─── RAW DATA

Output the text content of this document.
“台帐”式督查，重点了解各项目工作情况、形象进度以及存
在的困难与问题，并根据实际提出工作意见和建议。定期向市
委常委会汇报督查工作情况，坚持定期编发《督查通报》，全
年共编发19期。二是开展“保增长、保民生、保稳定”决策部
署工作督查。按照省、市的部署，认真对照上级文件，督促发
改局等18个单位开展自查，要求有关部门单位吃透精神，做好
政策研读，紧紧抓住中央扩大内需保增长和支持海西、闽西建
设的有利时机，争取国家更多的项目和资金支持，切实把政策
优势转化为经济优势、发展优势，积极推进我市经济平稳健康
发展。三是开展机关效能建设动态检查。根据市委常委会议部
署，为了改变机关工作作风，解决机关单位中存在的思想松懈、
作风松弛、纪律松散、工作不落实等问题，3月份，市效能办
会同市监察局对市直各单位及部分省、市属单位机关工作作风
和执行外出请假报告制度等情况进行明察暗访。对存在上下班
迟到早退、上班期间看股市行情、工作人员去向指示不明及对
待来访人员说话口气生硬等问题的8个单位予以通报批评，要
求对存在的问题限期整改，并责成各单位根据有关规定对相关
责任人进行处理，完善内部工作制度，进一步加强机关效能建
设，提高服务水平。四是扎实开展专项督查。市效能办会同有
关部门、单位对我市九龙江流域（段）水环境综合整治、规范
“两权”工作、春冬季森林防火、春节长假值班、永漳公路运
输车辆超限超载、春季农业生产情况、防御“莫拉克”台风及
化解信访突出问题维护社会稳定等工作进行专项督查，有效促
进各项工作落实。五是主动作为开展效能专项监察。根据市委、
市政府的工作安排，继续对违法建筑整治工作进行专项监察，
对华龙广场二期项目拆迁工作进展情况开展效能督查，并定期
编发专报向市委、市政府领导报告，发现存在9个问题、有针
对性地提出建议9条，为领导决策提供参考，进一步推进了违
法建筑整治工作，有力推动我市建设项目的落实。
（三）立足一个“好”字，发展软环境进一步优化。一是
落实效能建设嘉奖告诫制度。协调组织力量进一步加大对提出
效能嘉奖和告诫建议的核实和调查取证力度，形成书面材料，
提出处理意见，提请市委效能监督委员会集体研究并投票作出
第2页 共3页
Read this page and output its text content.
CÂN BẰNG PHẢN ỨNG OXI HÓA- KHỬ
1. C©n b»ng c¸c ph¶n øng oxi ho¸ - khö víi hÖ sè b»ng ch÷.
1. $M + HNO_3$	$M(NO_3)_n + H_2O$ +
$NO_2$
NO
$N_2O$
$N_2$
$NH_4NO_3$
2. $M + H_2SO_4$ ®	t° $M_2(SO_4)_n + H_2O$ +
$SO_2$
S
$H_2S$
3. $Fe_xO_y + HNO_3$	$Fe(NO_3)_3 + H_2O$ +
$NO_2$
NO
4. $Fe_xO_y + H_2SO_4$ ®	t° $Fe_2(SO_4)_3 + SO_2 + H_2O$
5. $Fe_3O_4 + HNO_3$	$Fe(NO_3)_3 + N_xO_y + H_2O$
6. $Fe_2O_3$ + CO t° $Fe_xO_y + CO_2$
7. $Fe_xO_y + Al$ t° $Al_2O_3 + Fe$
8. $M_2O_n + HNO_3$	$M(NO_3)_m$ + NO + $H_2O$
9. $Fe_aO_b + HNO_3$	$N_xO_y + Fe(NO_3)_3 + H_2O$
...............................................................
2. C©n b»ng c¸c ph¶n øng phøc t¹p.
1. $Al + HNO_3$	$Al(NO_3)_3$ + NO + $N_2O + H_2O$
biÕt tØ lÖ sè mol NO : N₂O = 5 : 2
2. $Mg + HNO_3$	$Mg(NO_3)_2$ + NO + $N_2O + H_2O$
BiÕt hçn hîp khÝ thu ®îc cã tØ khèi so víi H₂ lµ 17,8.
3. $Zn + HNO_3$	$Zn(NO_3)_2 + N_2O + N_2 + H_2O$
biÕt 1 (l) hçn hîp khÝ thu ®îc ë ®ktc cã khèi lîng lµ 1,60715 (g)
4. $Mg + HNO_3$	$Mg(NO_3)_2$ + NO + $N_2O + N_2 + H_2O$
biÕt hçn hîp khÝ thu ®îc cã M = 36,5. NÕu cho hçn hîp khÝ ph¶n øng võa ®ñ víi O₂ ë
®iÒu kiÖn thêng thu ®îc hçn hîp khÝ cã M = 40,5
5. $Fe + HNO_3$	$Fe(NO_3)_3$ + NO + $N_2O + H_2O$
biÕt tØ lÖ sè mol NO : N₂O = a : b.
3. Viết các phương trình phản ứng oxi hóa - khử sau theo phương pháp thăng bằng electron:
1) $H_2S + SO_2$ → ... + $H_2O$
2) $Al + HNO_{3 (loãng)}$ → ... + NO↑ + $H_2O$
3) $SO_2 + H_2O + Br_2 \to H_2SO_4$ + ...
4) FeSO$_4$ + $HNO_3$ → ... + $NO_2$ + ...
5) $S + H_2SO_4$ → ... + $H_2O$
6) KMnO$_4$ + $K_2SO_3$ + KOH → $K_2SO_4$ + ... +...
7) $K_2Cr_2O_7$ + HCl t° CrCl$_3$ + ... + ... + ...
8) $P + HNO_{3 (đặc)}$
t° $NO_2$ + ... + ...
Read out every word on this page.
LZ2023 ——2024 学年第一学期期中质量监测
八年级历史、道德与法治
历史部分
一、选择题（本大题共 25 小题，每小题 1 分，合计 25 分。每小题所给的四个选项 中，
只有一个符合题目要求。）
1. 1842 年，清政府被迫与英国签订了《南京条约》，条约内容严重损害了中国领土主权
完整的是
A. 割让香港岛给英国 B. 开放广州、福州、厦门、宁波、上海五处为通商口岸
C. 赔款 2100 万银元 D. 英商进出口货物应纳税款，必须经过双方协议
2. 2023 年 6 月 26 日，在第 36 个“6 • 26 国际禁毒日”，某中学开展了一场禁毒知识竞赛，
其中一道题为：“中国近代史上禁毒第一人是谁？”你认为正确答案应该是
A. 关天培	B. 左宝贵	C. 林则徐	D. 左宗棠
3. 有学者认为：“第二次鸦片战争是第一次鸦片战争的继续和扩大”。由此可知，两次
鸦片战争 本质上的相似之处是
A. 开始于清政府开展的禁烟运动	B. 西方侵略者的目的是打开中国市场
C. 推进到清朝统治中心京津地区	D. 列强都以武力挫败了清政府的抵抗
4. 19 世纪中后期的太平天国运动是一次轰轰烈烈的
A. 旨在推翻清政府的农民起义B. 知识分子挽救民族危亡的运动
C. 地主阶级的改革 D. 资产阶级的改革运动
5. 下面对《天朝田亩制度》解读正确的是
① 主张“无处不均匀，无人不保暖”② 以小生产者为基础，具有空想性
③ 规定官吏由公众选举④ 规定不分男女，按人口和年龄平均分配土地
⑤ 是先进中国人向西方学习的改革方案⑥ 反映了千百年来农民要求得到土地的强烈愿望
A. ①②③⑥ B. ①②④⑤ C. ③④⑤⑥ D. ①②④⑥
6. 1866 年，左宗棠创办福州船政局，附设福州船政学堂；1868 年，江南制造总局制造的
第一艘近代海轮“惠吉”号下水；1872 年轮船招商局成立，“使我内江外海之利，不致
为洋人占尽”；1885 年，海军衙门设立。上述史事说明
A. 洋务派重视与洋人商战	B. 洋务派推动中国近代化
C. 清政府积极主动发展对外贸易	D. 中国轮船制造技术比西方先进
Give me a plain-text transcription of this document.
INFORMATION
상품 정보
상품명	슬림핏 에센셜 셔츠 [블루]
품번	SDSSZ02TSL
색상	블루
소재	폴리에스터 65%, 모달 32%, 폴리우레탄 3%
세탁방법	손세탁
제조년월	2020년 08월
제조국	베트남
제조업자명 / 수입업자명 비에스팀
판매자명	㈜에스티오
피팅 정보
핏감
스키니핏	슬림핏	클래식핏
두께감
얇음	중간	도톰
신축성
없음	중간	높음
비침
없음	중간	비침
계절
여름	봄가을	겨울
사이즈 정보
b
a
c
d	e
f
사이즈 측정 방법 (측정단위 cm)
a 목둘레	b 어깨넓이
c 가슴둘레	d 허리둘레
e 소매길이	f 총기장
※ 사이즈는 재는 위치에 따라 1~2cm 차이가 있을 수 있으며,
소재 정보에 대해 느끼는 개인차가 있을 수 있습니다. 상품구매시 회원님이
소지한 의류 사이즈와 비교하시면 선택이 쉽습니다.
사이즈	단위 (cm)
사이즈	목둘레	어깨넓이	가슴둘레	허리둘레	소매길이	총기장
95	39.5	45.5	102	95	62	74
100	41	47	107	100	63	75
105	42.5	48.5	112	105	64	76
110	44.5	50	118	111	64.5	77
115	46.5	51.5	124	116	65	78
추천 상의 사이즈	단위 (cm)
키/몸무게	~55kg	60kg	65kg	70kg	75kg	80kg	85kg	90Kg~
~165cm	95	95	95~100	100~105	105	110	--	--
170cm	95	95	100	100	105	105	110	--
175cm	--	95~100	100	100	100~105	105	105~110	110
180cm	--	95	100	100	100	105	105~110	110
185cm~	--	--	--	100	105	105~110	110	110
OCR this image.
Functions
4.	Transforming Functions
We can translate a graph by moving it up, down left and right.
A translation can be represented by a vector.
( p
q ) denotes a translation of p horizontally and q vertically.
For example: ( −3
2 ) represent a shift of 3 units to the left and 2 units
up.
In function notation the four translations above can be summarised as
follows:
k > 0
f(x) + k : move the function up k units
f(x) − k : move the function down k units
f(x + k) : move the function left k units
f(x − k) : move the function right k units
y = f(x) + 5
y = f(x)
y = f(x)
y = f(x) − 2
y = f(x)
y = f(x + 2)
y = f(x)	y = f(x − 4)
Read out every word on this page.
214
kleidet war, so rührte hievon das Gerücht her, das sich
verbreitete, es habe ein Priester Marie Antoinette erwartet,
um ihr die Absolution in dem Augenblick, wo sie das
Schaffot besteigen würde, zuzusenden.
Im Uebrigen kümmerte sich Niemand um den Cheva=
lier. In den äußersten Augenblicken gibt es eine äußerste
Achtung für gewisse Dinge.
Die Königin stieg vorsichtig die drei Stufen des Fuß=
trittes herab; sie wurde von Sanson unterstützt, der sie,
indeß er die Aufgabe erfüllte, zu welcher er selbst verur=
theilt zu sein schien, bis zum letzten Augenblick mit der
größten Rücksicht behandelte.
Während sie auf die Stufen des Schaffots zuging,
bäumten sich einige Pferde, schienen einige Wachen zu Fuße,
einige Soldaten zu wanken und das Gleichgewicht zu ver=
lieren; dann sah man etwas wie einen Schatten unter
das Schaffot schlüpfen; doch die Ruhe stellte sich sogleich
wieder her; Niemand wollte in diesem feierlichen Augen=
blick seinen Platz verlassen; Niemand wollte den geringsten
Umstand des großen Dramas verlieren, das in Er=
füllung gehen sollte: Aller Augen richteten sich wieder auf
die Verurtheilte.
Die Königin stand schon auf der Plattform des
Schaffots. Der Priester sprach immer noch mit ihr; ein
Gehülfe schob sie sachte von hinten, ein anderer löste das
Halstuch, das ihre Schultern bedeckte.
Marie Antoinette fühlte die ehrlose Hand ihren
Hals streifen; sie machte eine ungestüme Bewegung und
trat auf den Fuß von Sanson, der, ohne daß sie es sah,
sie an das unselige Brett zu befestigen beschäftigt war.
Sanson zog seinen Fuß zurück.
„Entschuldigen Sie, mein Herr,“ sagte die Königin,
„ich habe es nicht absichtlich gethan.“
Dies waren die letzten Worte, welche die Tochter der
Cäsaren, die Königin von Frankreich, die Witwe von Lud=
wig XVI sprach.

──────

WHAT YOU WILL DO: Select, from the listing, all lines that include the word "right".

CORRECT RESULT:
We can translate a graph by moving it up, down left and right.
f(x − k) : move the function right k units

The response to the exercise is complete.